## Exercise goal
Please copy out the data below word for word, omitting the pictures.

(Dataset records)
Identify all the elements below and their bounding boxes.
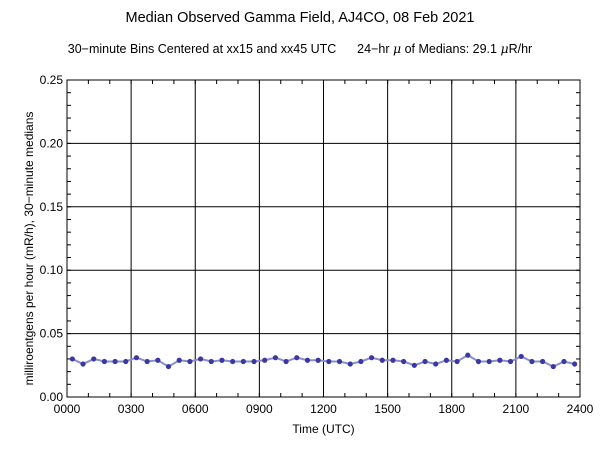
mu-symbol: μ (392, 41, 402, 56)
data-point (304, 357, 311, 363)
data-point (176, 357, 182, 363)
data-point (368, 355, 375, 361)
x-tick-label: 1500 (374, 402, 401, 416)
data-point (379, 357, 385, 363)
data-point (497, 357, 503, 363)
data-point (187, 358, 193, 365)
data-point (155, 357, 161, 363)
data-point (572, 361, 578, 367)
y-tick-label: 0.05 (40, 327, 64, 341)
plot-frame (66, 79, 581, 398)
data-point (230, 358, 236, 365)
data-point (315, 357, 321, 363)
x-tick-label: 0900 (246, 402, 273, 416)
data-point (422, 358, 428, 365)
data-point (69, 356, 75, 362)
data-point (144, 358, 150, 365)
data-point (433, 361, 439, 367)
data-point (507, 358, 514, 365)
subtitle-unit: R/hr (508, 42, 533, 56)
data-point (486, 358, 492, 365)
y-tick-label: 0.25 (40, 73, 64, 87)
data-point (294, 355, 300, 361)
data-point (197, 356, 204, 362)
subtitle-bins: 30−minute Bins Centered at xx15 and xx45… (67, 42, 337, 56)
data-point (411, 362, 417, 368)
x-tick-label: 2400 (567, 402, 594, 416)
data-point (283, 358, 289, 365)
y-tick-label: 0.10 (40, 263, 64, 277)
data-point (336, 358, 343, 365)
data-point (518, 353, 524, 360)
data-point (80, 361, 86, 367)
y-tick-label: 0.20 (40, 136, 64, 150)
data-point (251, 358, 257, 365)
chart-subtitle: 30−minute Bins Centered at xx15 and xx45… (0, 41, 600, 56)
x-tick-label: 0600 (182, 402, 209, 416)
data-point (208, 358, 214, 365)
data-point (529, 358, 535, 365)
chart-title: Median Observed Gamma Field, AJ4CO, 08 F… (125, 10, 475, 26)
data-point (475, 358, 482, 365)
data-point (454, 358, 460, 365)
data-point (123, 358, 129, 365)
x-tick-label: 1800 (438, 402, 465, 416)
data-point (561, 358, 567, 365)
data-point (219, 357, 225, 363)
data-point (240, 358, 246, 365)
y-axis-label: milliroentgens per hour (mR/h), 30−minut… (22, 112, 36, 386)
data-point (358, 358, 364, 365)
data-point (443, 357, 450, 363)
x-tick-label: 0000 (54, 402, 81, 416)
data-point (390, 357, 396, 363)
subtitle-mean-value: of Medians: 29.1 (401, 42, 501, 56)
mu-symbol-unit: μ (500, 41, 509, 56)
y-tick-label: 0.15 (40, 200, 64, 214)
data-point (91, 356, 97, 362)
data-point (101, 358, 108, 365)
data-point (550, 363, 556, 370)
x-tick-label: 0300 (118, 402, 145, 416)
x-tick-label: 2100 (503, 402, 530, 416)
data-point (401, 358, 407, 365)
data-point (465, 352, 471, 358)
data-point (165, 363, 172, 370)
data-point (326, 358, 332, 365)
subtitle-mean-prefix: 24−hr (357, 42, 393, 56)
x-axis-label: Time (UTC) (292, 422, 354, 436)
data-point (539, 358, 546, 365)
data-point (272, 355, 279, 361)
data-point (133, 355, 140, 361)
x-tick-label: 1200 (310, 402, 337, 416)
data-point (262, 357, 268, 363)
data-point (347, 361, 353, 367)
y-tick-label: 0.00 (40, 390, 64, 404)
data-point (112, 358, 118, 365)
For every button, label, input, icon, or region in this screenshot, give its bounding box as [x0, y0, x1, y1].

## Solution to this problem
Identify all the elements below and their bounding boxes.
mu-symbol: μ (392, 41, 402, 56)
data-point (304, 357, 311, 363)
data-point (176, 357, 182, 363)
data-point (368, 355, 375, 361)
x-tick-label: 1500 (374, 402, 401, 416)
data-point (379, 357, 385, 363)
data-point (497, 357, 503, 363)
data-point (187, 358, 193, 365)
data-point (155, 357, 161, 363)
data-point (572, 361, 578, 367)
y-tick-label: 0.05 (40, 327, 64, 341)
plot-frame (66, 79, 581, 398)
data-point (230, 358, 236, 365)
data-point (315, 357, 321, 363)
x-tick-label: 0900 (246, 402, 273, 416)
data-point (422, 358, 428, 365)
data-point (69, 356, 75, 362)
data-point (144, 358, 150, 365)
data-point (433, 361, 439, 367)
data-point (507, 358, 514, 365)
subtitle-unit: R/hr (508, 42, 533, 56)
data-point (486, 358, 492, 365)
y-tick-label: 0.25 (40, 73, 64, 87)
data-point (294, 355, 300, 361)
data-point (197, 356, 204, 362)
subtitle-bins: 30−minute Bins Centered at xx15 and xx45… (67, 42, 337, 56)
data-point (411, 362, 417, 368)
x-tick-label: 2400 (567, 402, 594, 416)
data-point (283, 358, 289, 365)
y-tick-label: 0.10 (40, 263, 64, 277)
data-point (336, 358, 343, 365)
data-point (518, 353, 524, 360)
data-point (80, 361, 86, 367)
y-tick-label: 0.20 (40, 136, 64, 150)
data-point (251, 358, 257, 365)
chart-subtitle: 30−minute Bins Centered at xx15 and xx45… (0, 41, 600, 56)
x-tick-label: 0600 (182, 402, 209, 416)
data-point (208, 358, 214, 365)
data-point (529, 358, 535, 365)
chart-title: Median Observed Gamma Field, AJ4CO, 08 F… (125, 10, 475, 26)
data-point (475, 358, 482, 365)
data-point (454, 358, 460, 365)
data-point (123, 358, 129, 365)
x-tick-label: 1800 (438, 402, 465, 416)
data-point (561, 358, 567, 365)
data-point (219, 357, 225, 363)
data-point (240, 358, 246, 365)
y-axis-label: milliroentgens per hour (mR/h), 30−minut… (22, 112, 36, 386)
data-point (358, 358, 364, 365)
data-point (443, 357, 450, 363)
x-tick-label: 0000 (54, 402, 81, 416)
data-point (390, 357, 396, 363)
subtitle-mean-value: of Medians: 29.1 (401, 42, 501, 56)
mu-symbol-unit: μ (500, 41, 509, 56)
y-tick-label: 0.15 (40, 200, 64, 214)
data-point (91, 356, 97, 362)
data-point (101, 358, 108, 365)
data-point (550, 363, 556, 370)
x-tick-label: 0300 (118, 402, 145, 416)
x-tick-label: 2100 (503, 402, 530, 416)
data-point (401, 358, 407, 365)
data-point (465, 352, 471, 358)
data-point (165, 363, 172, 370)
data-point (326, 358, 332, 365)
subtitle-mean-prefix: 24−hr (357, 42, 393, 56)
x-axis-label: Time (UTC) (292, 422, 354, 436)
data-point (539, 358, 546, 365)
data-point (272, 355, 279, 361)
data-point (133, 355, 140, 361)
x-tick-label: 1200 (310, 402, 337, 416)
data-point (262, 357, 268, 363)
data-point (347, 361, 353, 367)
y-tick-label: 0.00 (40, 390, 64, 404)
data-point (112, 358, 118, 365)
For every button, label, input, icon, or region in this screenshot, give its bounding box as [x0, y0, x1, y1].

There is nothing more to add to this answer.